> Exercise details: Repeat every entry word for word, skipping the pictures.

━━━━━ Data records

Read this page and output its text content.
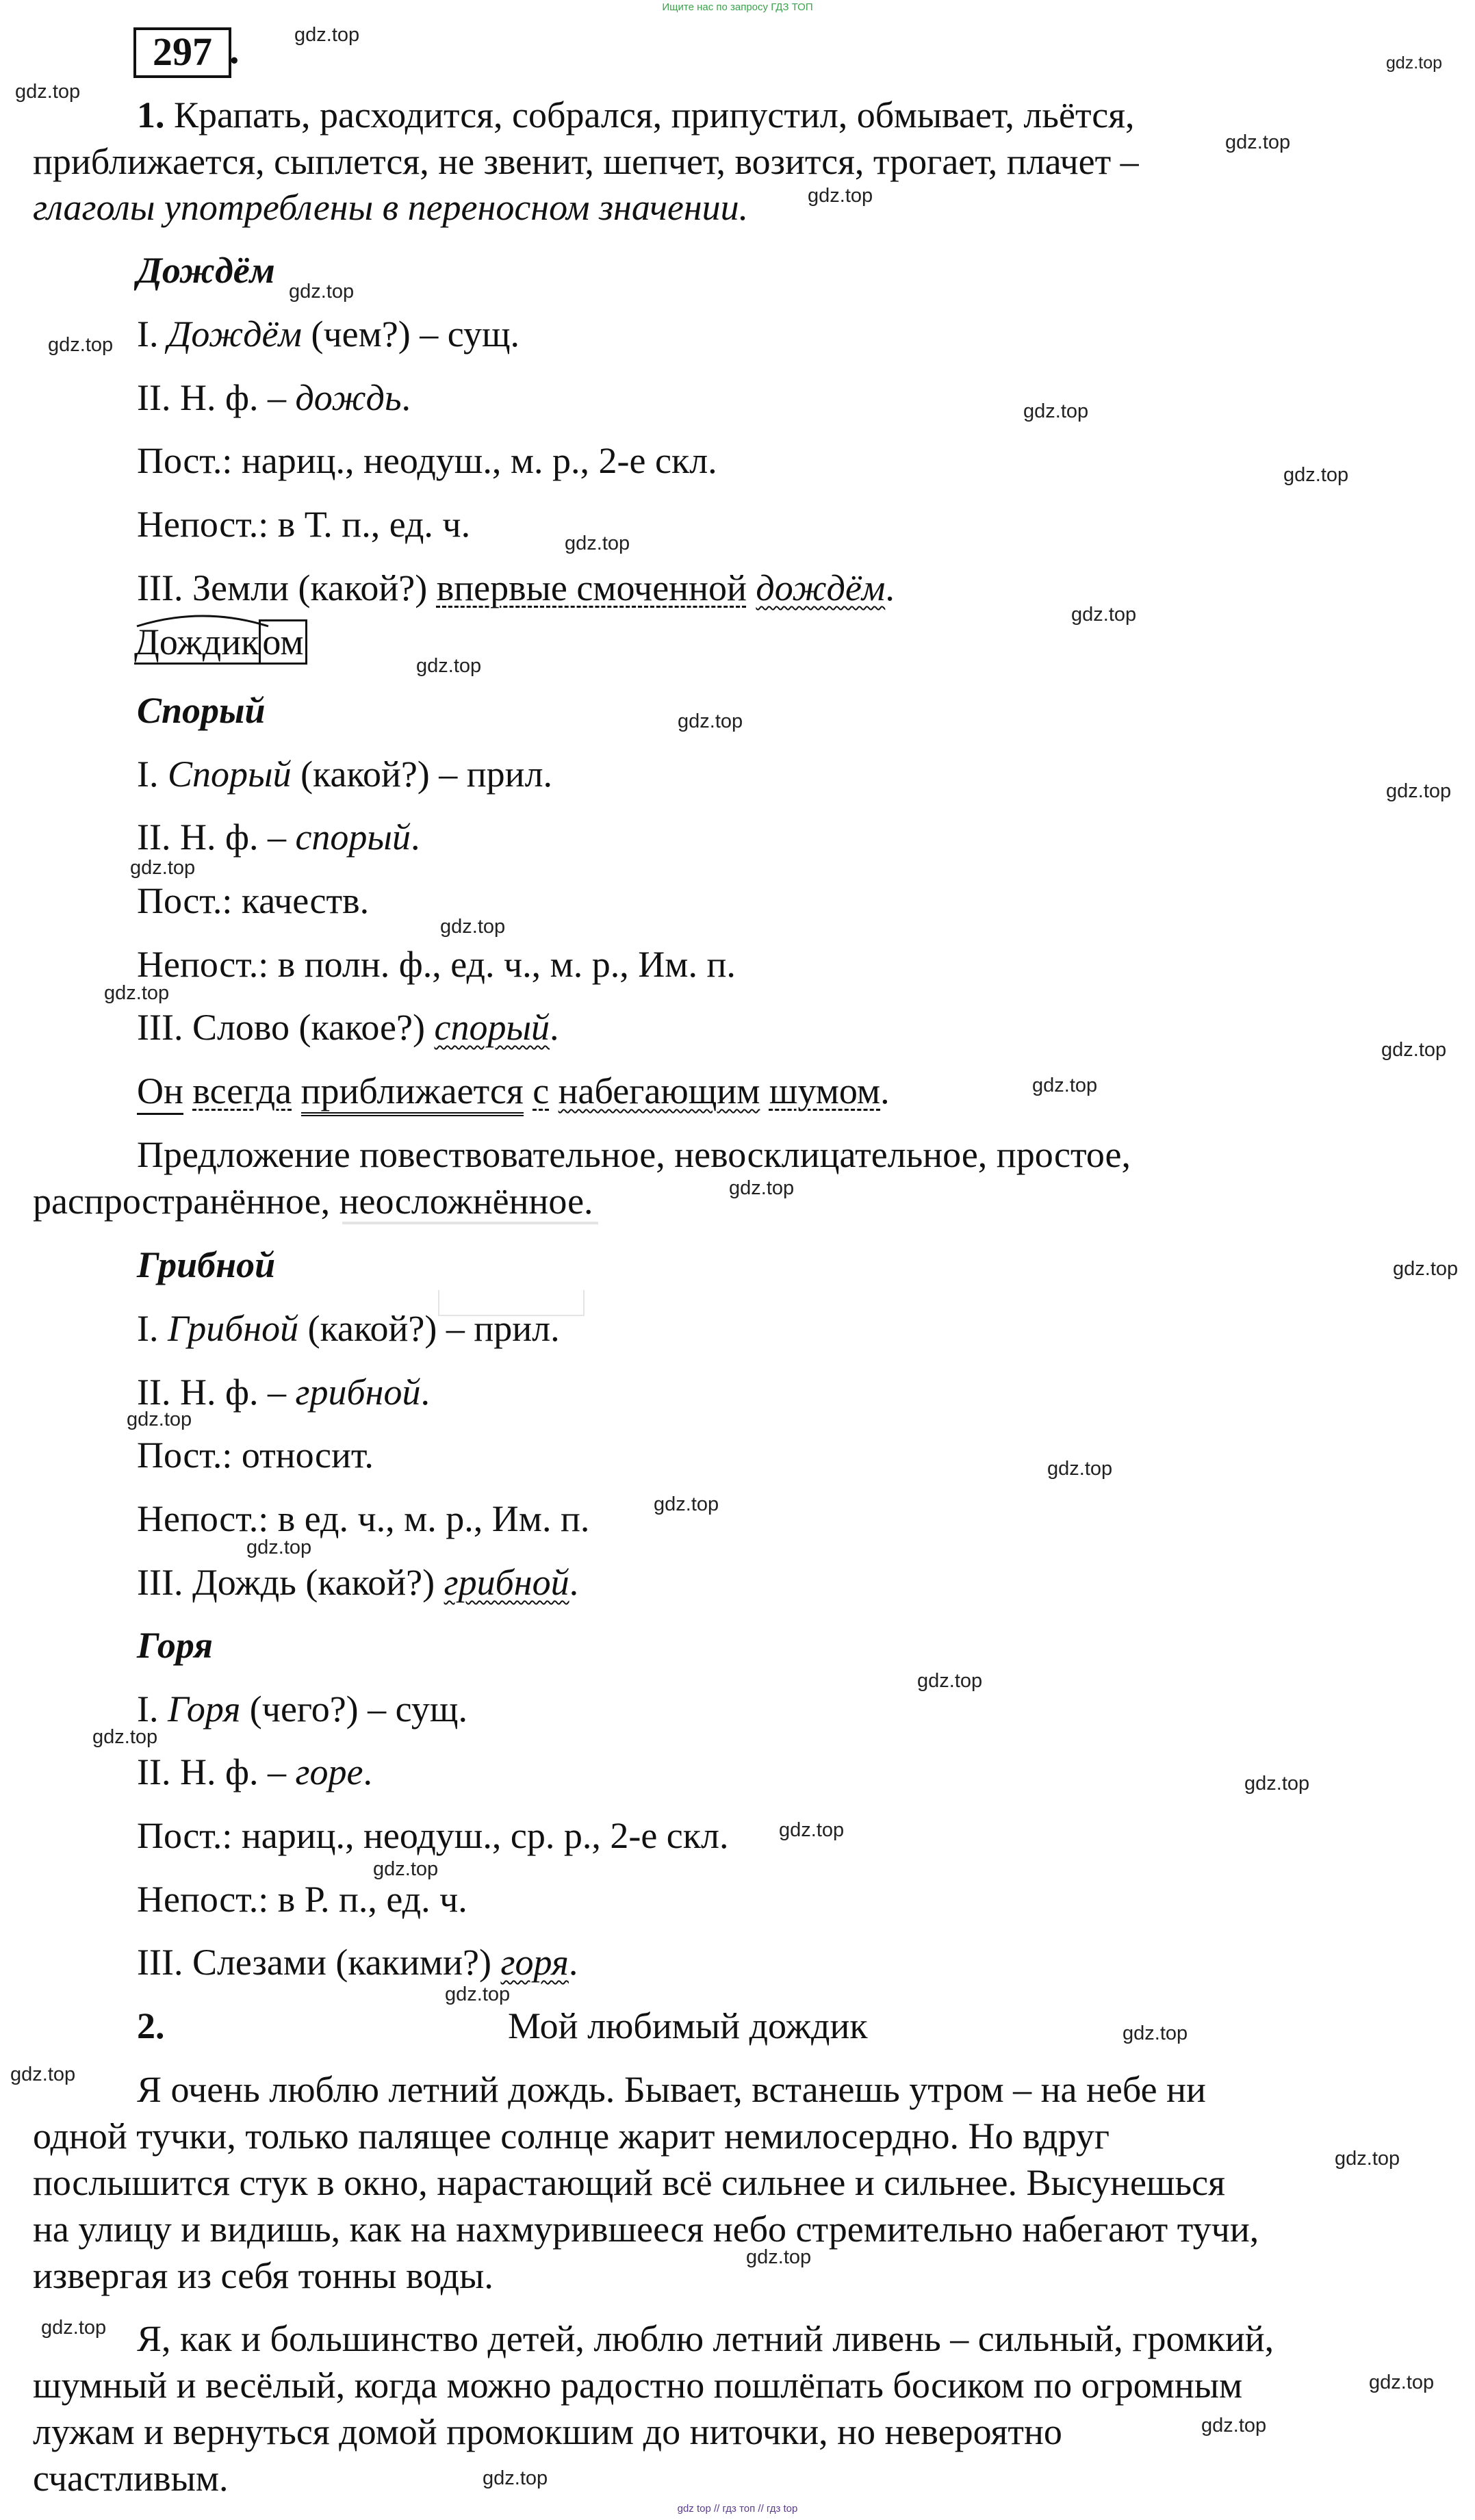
Ищите нас по запросу ГДЗ ТОП
gdz top // гдз топ // гдз top
297 .
1. Крапать, расходится, собрался, припустил, обмывает, льётся,
приближается, сыплется, не звенит, шепчет, возится, трогает, плачет –
глаголы употреблены в переносном значении.
Дождём
I. Дождём (чем?) – сущ.
II. Н. ф. – дождь.
Пост.: нариц., неодуш., м. р., 2-е скл.
Непост.: в Т. п., ед. ч.
III. Земли (какой?) впервые смоченной дождём.
Дождиком
Спорый
I. Спорый (какой?) – прил.
II. Н. ф. – спорый.
Пост.: качеств.
Непост.: в полн. ф., ед. ч., м. р., Им. п.
III. Слово (какое?) спорый.
Он всегда приближается с набегающим шумом.
Предложение повествовательное, невосклицательное, простое,
распространённое, неосложнённое.
Грибной
I. Грибной (какой?) – прил.
II. Н. ф. – грибной.
Пост.: относит.
Непост.: в ед. ч., м. р., Им. п.
III. Дождь (какой?) грибной.
Горя
I. Горя (чего?) – сущ.
II. Н. ф. – горе.
Пост.: нариц., неодуш., ср. р., 2-е скл.
Непост.: в Р. п., ед. ч.
III. Слезами (какими?) горя.
2.	Мой любимый дождик
Я очень люблю летний дождь. Бывает, встанешь утром – на небе ни
одной тучки, только палящее солнце жарит немилосердно. Но вдруг
послышится стук в окно, нарастающий всё сильнее и сильнее. Высунешься
на улицу и видишь, как на нахмурившееся небо стремительно набегают тучи,
извергая из себя тонны воды.
Я, как и большинство детей, люблю летний ливень – сильный, громкий,
шумный и весёлый, когда можно радостно пошлёпать босиком по огромным
лужам и вернуться домой промокшим до ниточки, но невероятно
счастливым.
gdz.top
gdz.top
gdz.top
gdz.top
gdz.top
gdz.top
gdz.top
gdz.top
gdz.top
gdz.top
gdz.top
gdz.top
gdz.top
gdz.top
gdz.top
gdz.top
gdz.top
gdz.top
gdz.top
gdz.top
gdz.top
gdz.top
gdz.top
gdz.top
gdz.top
gdz.top
gdz.top
gdz.top
gdz.top
gdz.top
gdz.top
gdz.top
gdz.top
gdz.top
gdz.top
gdz.top
gdz.top
gdz.top
gdz.top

━━━━━━━━━━

> Correct output:
Read this page and output its text content.
Ищите нас по запросу ГДЗ ТОП
gdz top // гдз топ // гдз top
297 .
1. Крапать, расходится, собрался, припустил, обмывает, льётся,
приближается, сыплется, не звенит, шепчет, возится, трогает, плачет –
глаголы употреблены в переносном значении.
Дождём
I. Дождём (чем?) – сущ.
II. Н. ф. – дождь.
Пост.: нариц., неодуш., м. р., 2-е скл.
Непост.: в Т. п., ед. ч.
III. Земли (какой?) впервые смоченной дождём.
Дождиком
Спорый
I. Спорый (какой?) – прил.
II. Н. ф. – спорый.
Пост.: качеств.
Непост.: в полн. ф., ед. ч., м. р., Им. п.
III. Слово (какое?) спорый.
Он всегда приближается с набегающим шумом.
Предложение повествовательное, невосклицательное, простое,
распространённое, неосложнённое.
Грибной
I. Грибной (какой?) – прил.
II. Н. ф. – грибной.
Пост.: относит.
Непост.: в ед. ч., м. р., Им. п.
III. Дождь (какой?) грибной.
Горя
I. Горя (чего?) – сущ.
II. Н. ф. – горе.
Пост.: нариц., неодуш., ср. р., 2-е скл.
Непост.: в Р. п., ед. ч.
III. Слезами (какими?) горя.
2.	Мой любимый дождик
Я очень люблю летний дождь. Бывает, встанешь утром – на небе ни
одной тучки, только палящее солнце жарит немилосердно. Но вдруг
послышится стук в окно, нарастающий всё сильнее и сильнее. Высунешься
на улицу и видишь, как на нахмурившееся небо стремительно набегают тучи,
извергая из себя тонны воды.
Я, как и большинство детей, люблю летний ливень – сильный, громкий,
шумный и весёлый, когда можно радостно пошлёпать босиком по огромным
лужам и вернуться домой промокшим до ниточки, но невероятно
счастливым.
gdz.top
gdz.top
gdz.top
gdz.top
gdz.top
gdz.top
gdz.top
gdz.top
gdz.top
gdz.top
gdz.top
gdz.top
gdz.top
gdz.top
gdz.top
gdz.top
gdz.top
gdz.top
gdz.top
gdz.top
gdz.top
gdz.top
gdz.top
gdz.top
gdz.top
gdz.top
gdz.top
gdz.top
gdz.top
gdz.top
gdz.top
gdz.top
gdz.top
gdz.top
gdz.top
gdz.top
gdz.top
gdz.top
gdz.top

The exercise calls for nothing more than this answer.